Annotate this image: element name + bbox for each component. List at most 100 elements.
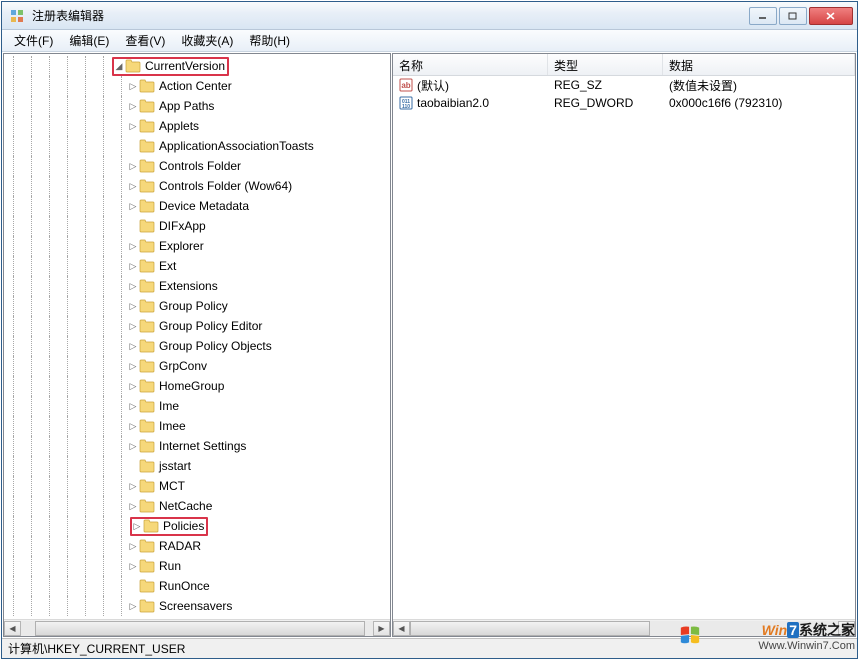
tree-node-label: Action Center [159, 79, 232, 93]
tree-node[interactable]: ▷Ime [4, 396, 390, 416]
tree-hscrollbar[interactable]: ◀ ▶ [4, 619, 390, 636]
value-name: (默认) [417, 77, 449, 94]
value-type: REG_SZ [548, 78, 663, 92]
tree-node[interactable]: ▷RADAR [4, 536, 390, 556]
scroll-right-button[interactable]: ▶ [373, 621, 390, 636]
tree-node[interactable]: ▷Group Policy [4, 296, 390, 316]
column-name[interactable]: 名称 [393, 54, 548, 75]
svg-text:110: 110 [402, 104, 410, 110]
tree-node[interactable]: ▷Ext [4, 256, 390, 276]
main-window: 注册表编辑器 文件(F) 编辑(E) 查看(V) 收藏夹(A) 帮助(H) ◢ C… [1, 1, 858, 659]
expand-icon[interactable]: ▷ [131, 520, 143, 532]
value-name: taobaibian2.0 [417, 96, 489, 110]
tree-node-label: HomeGroup [159, 379, 224, 393]
tree-node[interactable]: ▷Controls Folder (Wow64) [4, 176, 390, 196]
tree-node-label: App Paths [159, 99, 214, 113]
value-type: REG_DWORD [548, 96, 663, 110]
tree-node[interactable]: ▷Applets [4, 116, 390, 136]
tree-node[interactable]: ▷NetCache [4, 496, 390, 516]
tree-node-label: Group Policy Objects [159, 339, 272, 353]
tree-node[interactable]: ▷Imee [4, 416, 390, 436]
menu-view[interactable]: 查看(V) [117, 30, 173, 51]
tree-node[interactable]: ▷Internet Settings [4, 436, 390, 456]
status-bar: 计算机\HKEY_CURRENT_USER [2, 638, 857, 658]
tree-node-label: Explorer [159, 239, 204, 253]
tree-node-label: Group Policy Editor [159, 319, 262, 333]
list-hscrollbar[interactable]: ◀ ▶ [393, 619, 855, 636]
tree-node[interactable]: ▷Screensavers [4, 596, 390, 616]
menu-help[interactable]: 帮助(H) [241, 30, 298, 51]
tree-node-label: RunOnce [159, 579, 210, 593]
tree-node-label: Ext [159, 259, 176, 273]
tree-node-label: ApplicationAssociationToasts [159, 139, 314, 153]
tree-node-label: jsstart [159, 459, 191, 473]
watermark-logo-icon [679, 624, 701, 646]
window-title: 注册表编辑器 [32, 7, 747, 24]
svg-text:ab: ab [401, 81, 410, 90]
tree-node-label: Internet Settings [159, 439, 246, 453]
collapse-icon[interactable]: ◢ [113, 60, 125, 72]
column-type[interactable]: 类型 [548, 54, 663, 75]
status-path: 计算机\HKEY_CURRENT_USER [8, 640, 185, 657]
tree-node[interactable]: ▷DIFxApp [4, 216, 390, 236]
tree-node[interactable]: ▷Group Policy Editor [4, 316, 390, 336]
tree-node-label: Run [159, 559, 181, 573]
tree-node[interactable]: ▷GrpConv [4, 356, 390, 376]
tree-node-label: Device Metadata [159, 199, 249, 213]
tree-node-label: Group Policy [159, 299, 228, 313]
tree-node-label: Screensavers [159, 599, 232, 613]
values-list[interactable]: ab(默认)REG_SZ(数值未设置)011110taobaibian2.0RE… [393, 76, 855, 619]
tree-node[interactable]: ▷ Policies [4, 516, 390, 536]
tree-node-label: Policies [163, 519, 204, 533]
column-data[interactable]: 数据 [663, 54, 855, 75]
tree-node-label: CurrentVersion [145, 59, 225, 73]
tree-view[interactable]: ◢CurrentVersion▷Action Center▷App Paths▷… [4, 54, 390, 619]
tree-node-label: Controls Folder (Wow64) [159, 179, 292, 193]
menu-favorites[interactable]: 收藏夹(A) [173, 30, 241, 51]
tree-node-label: NetCache [159, 499, 212, 513]
tree-node-label: Controls Folder [159, 159, 241, 173]
tree-node[interactable]: ▷RunOnce [4, 576, 390, 596]
tree-node-label: RADAR [159, 539, 201, 553]
value-data: 0x000c16f6 (792310) [663, 96, 855, 110]
value-row[interactable]: 011110taobaibian2.0REG_DWORD0x000c16f6 (… [393, 94, 855, 112]
tree-node-label: Applets [159, 119, 199, 133]
tree-node-label: GrpConv [159, 359, 207, 373]
tree-node[interactable]: ▷Group Policy Objects [4, 336, 390, 356]
tree-node-label: Imee [159, 419, 186, 433]
tree-node-label: DIFxApp [159, 219, 206, 233]
tree-panel: ◢CurrentVersion▷Action Center▷App Paths▷… [3, 53, 391, 637]
window-controls [747, 7, 853, 25]
title-bar[interactable]: 注册表编辑器 [2, 2, 857, 30]
tree-node[interactable]: ▷ApplicationAssociationToasts [4, 136, 390, 156]
value-data: (数值未设置) [663, 77, 855, 94]
value-row[interactable]: ab (默认) REG_SZ(数值未设置) [393, 76, 855, 94]
app-icon [10, 8, 26, 24]
tree-node[interactable]: ▷HomeGroup [4, 376, 390, 396]
list-header: 名称 类型 数据 [393, 54, 855, 76]
tree-node[interactable]: ▷Controls Folder [4, 156, 390, 176]
tree-node[interactable]: ▷Device Metadata [4, 196, 390, 216]
tree-node-label: Extensions [159, 279, 218, 293]
minimize-button[interactable] [749, 7, 777, 25]
scroll-left-button[interactable]: ◀ [393, 621, 410, 636]
menu-bar: 文件(F) 编辑(E) 查看(V) 收藏夹(A) 帮助(H) [2, 30, 857, 52]
close-button[interactable] [809, 7, 853, 25]
tree-node[interactable]: ▷App Paths [4, 96, 390, 116]
tree-node[interactable]: ▷jsstart [4, 456, 390, 476]
tree-node[interactable]: ▷Action Center [4, 76, 390, 96]
content-area: ◢CurrentVersion▷Action Center▷App Paths▷… [2, 52, 857, 638]
maximize-button[interactable] [779, 7, 807, 25]
tree-node[interactable]: ▷Extensions [4, 276, 390, 296]
menu-edit[interactable]: 编辑(E) [61, 30, 117, 51]
tree-node[interactable]: ▷Explorer [4, 236, 390, 256]
tree-node-root[interactable]: ◢ CurrentVersion [4, 56, 390, 76]
tree-node-label: MCT [159, 479, 185, 493]
tree-node[interactable]: ▷MCT [4, 476, 390, 496]
tree-node[interactable]: ▷Run [4, 556, 390, 576]
tree-node-label: Ime [159, 399, 179, 413]
values-panel: 名称 类型 数据 ab(默认)REG_SZ(数值未设置)011110taobai… [392, 53, 856, 637]
scroll-right-button[interactable]: ▶ [838, 621, 855, 636]
menu-file[interactable]: 文件(F) [6, 30, 61, 51]
scroll-left-button[interactable]: ◀ [4, 621, 21, 636]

WHAT YOU HAVE TO DO
Edit the records from the line containing "tree-node-label: Action Center" through the line containing "tree-node[interactable]: ▷NetCache [4, 496, 390, 516]", both included, replacing "REG_SZ" with "REG_EXPAND_SZ". Write out only those lines, with everything else left unchanged.

FINAL RESULT
tree-node-label: Action Center [159, 79, 232, 93]
tree-node[interactable]: ▷Ime [4, 396, 390, 416]
tree-hscrollbar[interactable]: ◀ ▶ [4, 619, 390, 636]
value-name: (默认) [417, 77, 449, 94]
value-type: REG_EXPAND_SZ [548, 78, 663, 92]
tree-node[interactable]: ▷RADAR [4, 536, 390, 556]
scroll-right-button[interactable]: ▶ [373, 621, 390, 636]
tree-node[interactable]: ▷Group Policy [4, 296, 390, 316]
column-name[interactable]: 名称 [393, 54, 548, 75]
svg-text:110: 110 [402, 104, 410, 110]
tree-node[interactable]: ▷Ext [4, 256, 390, 276]
main-window: 注册表编辑器 文件(F) 编辑(E) 查看(V) 收藏夹(A) 帮助(H) ◢ C… [1, 1, 858, 659]
expand-icon[interactable]: ▷ [131, 520, 143, 532]
value-name: taobaibian2.0 [417, 96, 489, 110]
tree-node-label: HomeGroup [159, 379, 224, 393]
tree-node[interactable]: ▷Controls Folder (Wow64) [4, 176, 390, 196]
tree-node-label: App Paths [159, 99, 214, 113]
value-type: REG_DWORD [548, 96, 663, 110]
tree-node[interactable]: ▷Applets [4, 116, 390, 136]
tree-node[interactable]: ▷NetCache [4, 496, 390, 516]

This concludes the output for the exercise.